┌──

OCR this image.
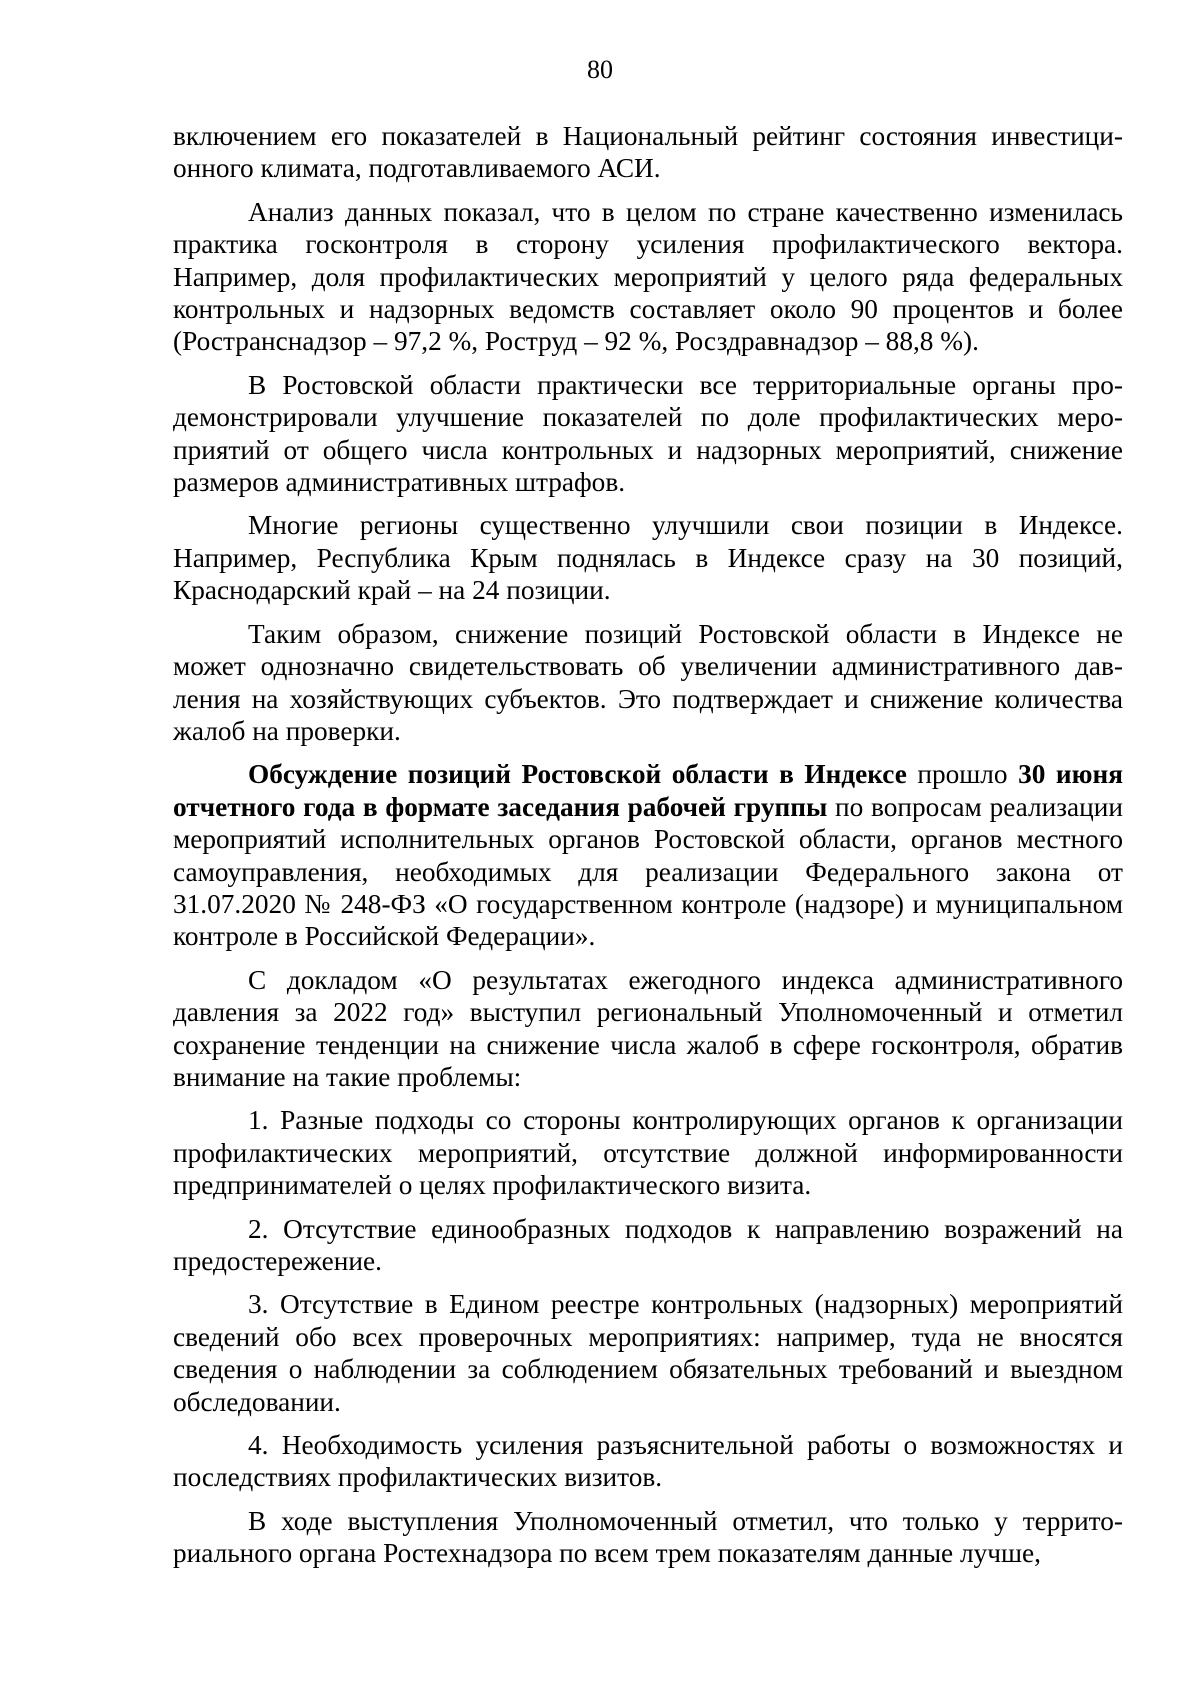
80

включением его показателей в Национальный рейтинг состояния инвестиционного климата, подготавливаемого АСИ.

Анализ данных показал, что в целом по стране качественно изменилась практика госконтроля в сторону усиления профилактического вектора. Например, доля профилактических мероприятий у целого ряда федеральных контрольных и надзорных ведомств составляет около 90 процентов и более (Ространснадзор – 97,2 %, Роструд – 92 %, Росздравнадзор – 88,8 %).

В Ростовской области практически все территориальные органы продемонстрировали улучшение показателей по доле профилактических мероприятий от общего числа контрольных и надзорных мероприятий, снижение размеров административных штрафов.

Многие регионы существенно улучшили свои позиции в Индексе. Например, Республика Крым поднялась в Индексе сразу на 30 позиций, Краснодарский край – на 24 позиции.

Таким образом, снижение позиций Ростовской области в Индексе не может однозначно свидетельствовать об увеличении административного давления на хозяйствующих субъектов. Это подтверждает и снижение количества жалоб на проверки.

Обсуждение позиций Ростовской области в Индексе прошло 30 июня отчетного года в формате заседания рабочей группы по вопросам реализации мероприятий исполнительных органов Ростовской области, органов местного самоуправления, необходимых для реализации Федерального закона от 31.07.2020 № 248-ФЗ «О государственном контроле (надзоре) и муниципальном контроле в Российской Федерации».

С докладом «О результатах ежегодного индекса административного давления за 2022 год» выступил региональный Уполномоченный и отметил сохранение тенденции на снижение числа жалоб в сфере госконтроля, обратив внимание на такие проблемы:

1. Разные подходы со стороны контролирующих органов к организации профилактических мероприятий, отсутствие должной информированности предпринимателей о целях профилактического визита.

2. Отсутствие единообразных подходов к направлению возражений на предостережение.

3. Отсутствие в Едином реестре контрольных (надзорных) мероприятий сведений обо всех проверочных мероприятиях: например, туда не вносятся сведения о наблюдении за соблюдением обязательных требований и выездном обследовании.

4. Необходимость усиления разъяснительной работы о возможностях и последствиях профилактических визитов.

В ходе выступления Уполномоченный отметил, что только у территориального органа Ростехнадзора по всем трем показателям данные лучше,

└──
┌──

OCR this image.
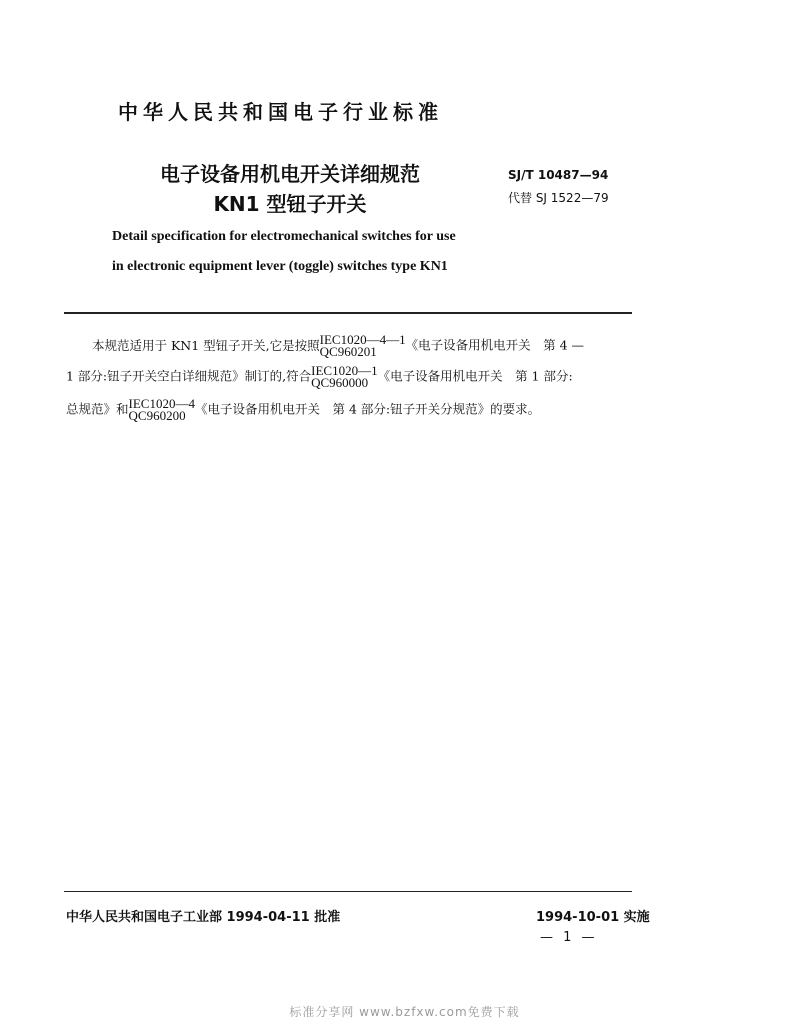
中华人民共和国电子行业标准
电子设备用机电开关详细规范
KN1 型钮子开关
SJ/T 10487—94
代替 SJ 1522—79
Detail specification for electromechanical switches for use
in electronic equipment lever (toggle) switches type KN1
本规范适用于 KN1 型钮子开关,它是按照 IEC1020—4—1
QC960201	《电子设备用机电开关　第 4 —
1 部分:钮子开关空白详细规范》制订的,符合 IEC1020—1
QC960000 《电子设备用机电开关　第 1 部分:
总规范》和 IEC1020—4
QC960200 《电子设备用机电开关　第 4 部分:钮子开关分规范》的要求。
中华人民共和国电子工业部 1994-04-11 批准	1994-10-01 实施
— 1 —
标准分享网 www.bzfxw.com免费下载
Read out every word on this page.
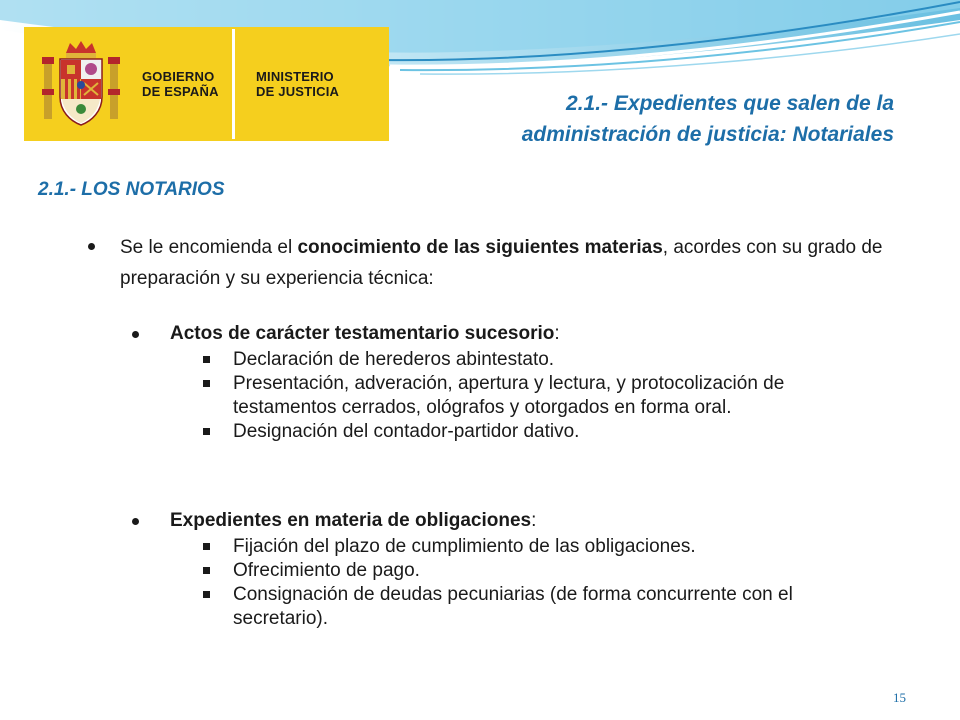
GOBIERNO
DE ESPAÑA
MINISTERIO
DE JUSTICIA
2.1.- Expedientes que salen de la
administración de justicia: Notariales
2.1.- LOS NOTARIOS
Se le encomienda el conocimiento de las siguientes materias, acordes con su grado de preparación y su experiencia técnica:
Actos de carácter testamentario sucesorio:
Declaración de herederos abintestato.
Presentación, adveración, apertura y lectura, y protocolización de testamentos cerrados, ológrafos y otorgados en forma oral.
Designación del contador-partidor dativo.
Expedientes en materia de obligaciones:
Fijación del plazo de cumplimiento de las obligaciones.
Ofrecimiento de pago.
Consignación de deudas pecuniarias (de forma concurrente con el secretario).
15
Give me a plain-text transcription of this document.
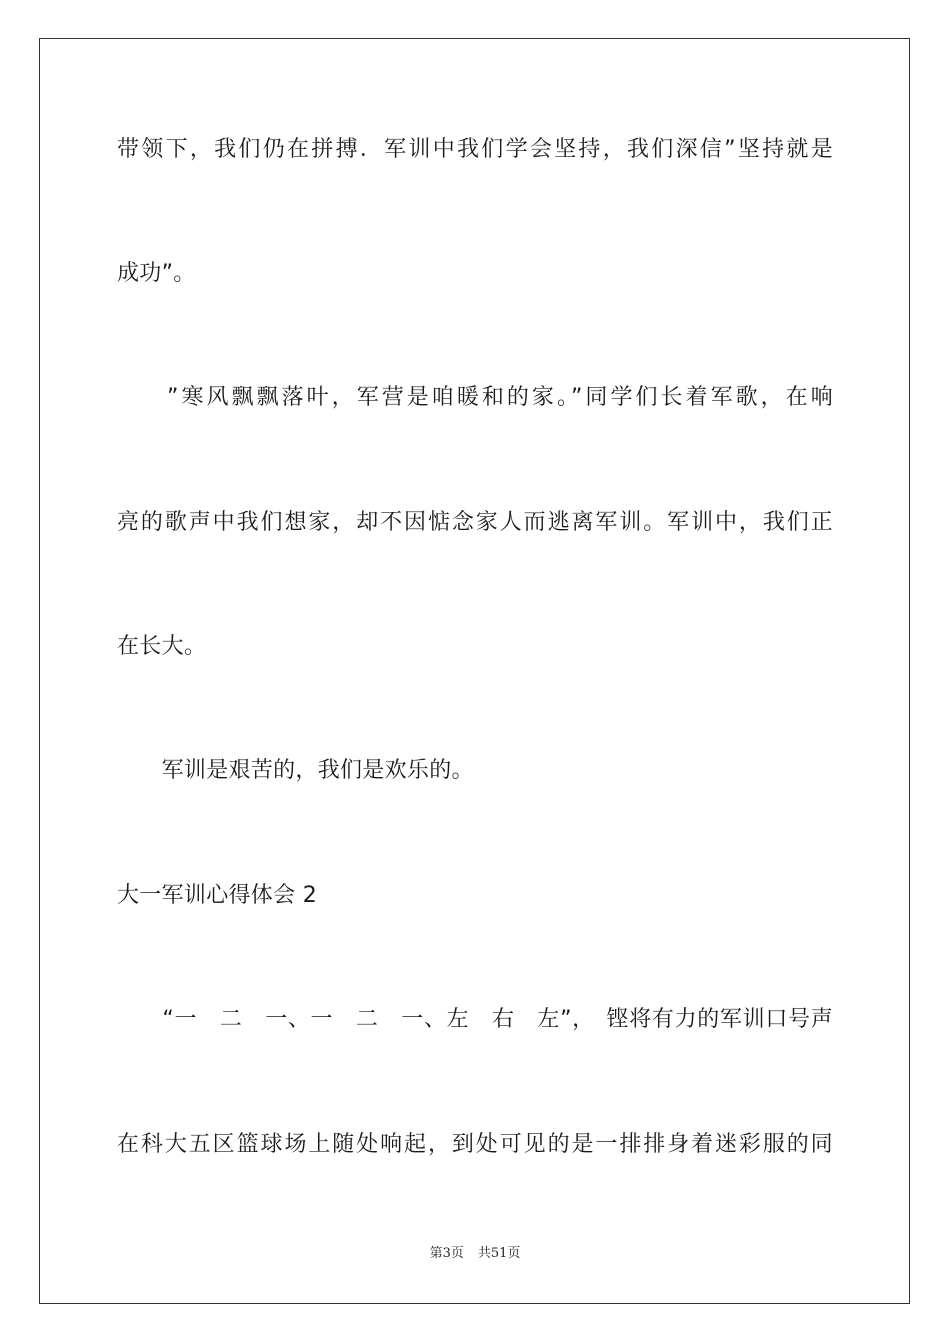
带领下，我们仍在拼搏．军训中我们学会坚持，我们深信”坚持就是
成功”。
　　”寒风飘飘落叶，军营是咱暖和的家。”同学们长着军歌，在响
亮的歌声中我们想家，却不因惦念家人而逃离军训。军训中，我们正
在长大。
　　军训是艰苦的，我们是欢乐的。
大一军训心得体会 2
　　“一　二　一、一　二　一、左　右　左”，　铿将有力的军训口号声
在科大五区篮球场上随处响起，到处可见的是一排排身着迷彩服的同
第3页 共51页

└──

» **EXERCISE DETAILS**
Select every line of the material above holding the word "позиций" and copy it.

» **ANSWER FOR THE TASK**
Многие регионы существенно улучшили свои позиции в Индексе. Например, Республика Крым поднялась в Индексе сразу на 30 позиций, Краснодарский край – на 24 позиции.
Таким образом, снижение позиций Ростовской области в Индексе не может однозначно свидетельствовать об увеличении административного давления на хозяйствующих субъектов. Это подтверждает и снижение количества жалоб на проверки.
Обсуждение позиций Ростовской области в Индексе прошло 30 июня отчетного года в формате заседания рабочей группы по вопросам реализации мероприятий исполнительных органов Ростовской области, органов местного самоуправления, необходимых для реализации Федерального закона от 31.07.2020 № 248-ФЗ «О государственном контроле (надзоре) и муниципальном контроле в Российской Федерации».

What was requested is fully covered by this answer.